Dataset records
%%

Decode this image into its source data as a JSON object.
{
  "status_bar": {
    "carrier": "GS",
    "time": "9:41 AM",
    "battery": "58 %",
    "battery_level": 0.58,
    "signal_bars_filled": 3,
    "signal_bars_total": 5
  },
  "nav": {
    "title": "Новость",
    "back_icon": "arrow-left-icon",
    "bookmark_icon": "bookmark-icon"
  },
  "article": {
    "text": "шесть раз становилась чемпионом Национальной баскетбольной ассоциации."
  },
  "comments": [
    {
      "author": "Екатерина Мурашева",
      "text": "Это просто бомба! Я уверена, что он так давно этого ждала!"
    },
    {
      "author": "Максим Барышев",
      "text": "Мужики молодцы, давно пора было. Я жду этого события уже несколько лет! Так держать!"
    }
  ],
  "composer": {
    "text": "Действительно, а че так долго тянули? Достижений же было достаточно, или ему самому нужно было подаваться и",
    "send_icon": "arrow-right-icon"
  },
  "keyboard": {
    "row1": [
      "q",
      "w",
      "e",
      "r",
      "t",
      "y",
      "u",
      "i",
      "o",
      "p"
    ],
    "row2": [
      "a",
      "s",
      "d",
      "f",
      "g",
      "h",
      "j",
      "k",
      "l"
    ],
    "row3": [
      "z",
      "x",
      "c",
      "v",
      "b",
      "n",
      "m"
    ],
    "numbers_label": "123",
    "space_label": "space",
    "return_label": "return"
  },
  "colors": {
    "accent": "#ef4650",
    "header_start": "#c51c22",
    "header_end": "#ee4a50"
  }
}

%%

» What needs to be done: Show the lines from the data above that contain the string "было".

» Solution to the problem:
      "text": "Мужики молодцы, давно пора было. Я жду этого события уже несколько лет! Так держать!"
    "text": "Действительно, а че так долго тянули? Достижений же было достаточно, или ему самому нужно было подаваться и",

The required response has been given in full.